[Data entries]
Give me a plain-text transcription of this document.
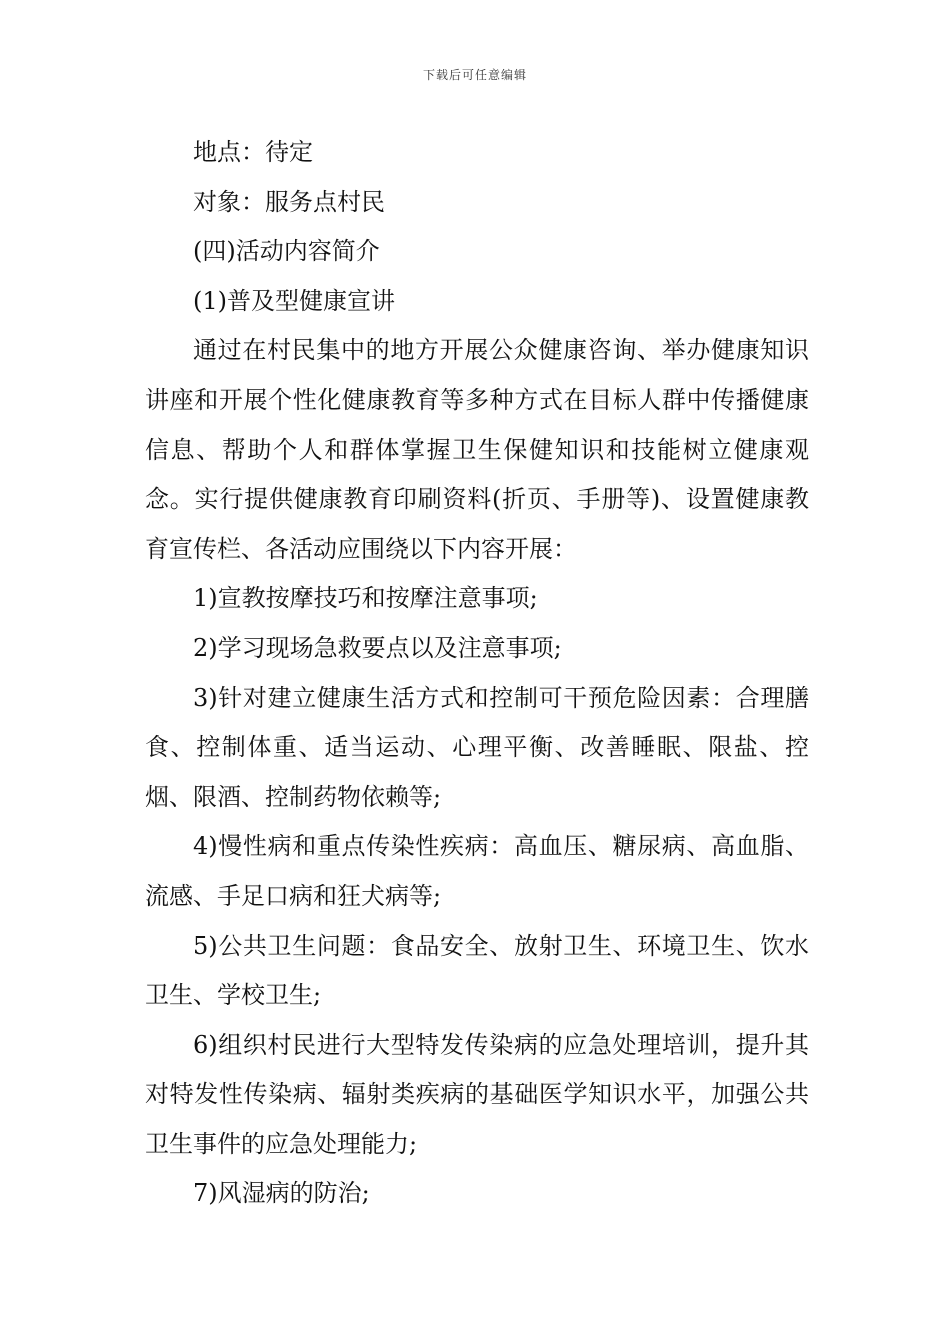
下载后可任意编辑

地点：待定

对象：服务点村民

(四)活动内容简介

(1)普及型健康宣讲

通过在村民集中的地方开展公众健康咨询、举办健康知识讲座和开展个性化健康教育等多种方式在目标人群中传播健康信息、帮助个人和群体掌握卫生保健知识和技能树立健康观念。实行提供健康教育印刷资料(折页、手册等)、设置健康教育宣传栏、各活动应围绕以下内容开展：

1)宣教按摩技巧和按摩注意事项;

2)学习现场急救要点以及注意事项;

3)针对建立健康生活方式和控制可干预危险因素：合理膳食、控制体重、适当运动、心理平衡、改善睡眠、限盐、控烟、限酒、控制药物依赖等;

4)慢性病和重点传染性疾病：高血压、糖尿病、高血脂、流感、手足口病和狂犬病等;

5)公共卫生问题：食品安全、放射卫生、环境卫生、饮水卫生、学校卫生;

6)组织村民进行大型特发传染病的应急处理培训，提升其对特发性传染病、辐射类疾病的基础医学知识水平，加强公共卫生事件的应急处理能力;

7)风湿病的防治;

— Task instructions —
Repeat the data exactly, excluding the pictures.

— Written response —
Give me a plain-text transcription of this document.
下载后可任意编辑

地点：待定

对象：服务点村民

(四)活动内容简介

(1)普及型健康宣讲

通过在村民集中的地方开展公众健康咨询、举办健康知识讲座和开展个性化健康教育等多种方式在目标人群中传播健康信息、帮助个人和群体掌握卫生保健知识和技能树立健康观念。实行提供健康教育印刷资料(折页、手册等)、设置健康教育宣传栏、各活动应围绕以下内容开展：

1)宣教按摩技巧和按摩注意事项;

2)学习现场急救要点以及注意事项;

3)针对建立健康生活方式和控制可干预危险因素：合理膳食、控制体重、适当运动、心理平衡、改善睡眠、限盐、控烟、限酒、控制药物依赖等;

4)慢性病和重点传染性疾病：高血压、糖尿病、高血脂、流感、手足口病和狂犬病等;

5)公共卫生问题：食品安全、放射卫生、环境卫生、饮水卫生、学校卫生;

6)组织村民进行大型特发传染病的应急处理培训，提升其对特发性传染病、辐射类疾病的基础医学知识水平，加强公共卫生事件的应急处理能力;

7)风湿病的防治;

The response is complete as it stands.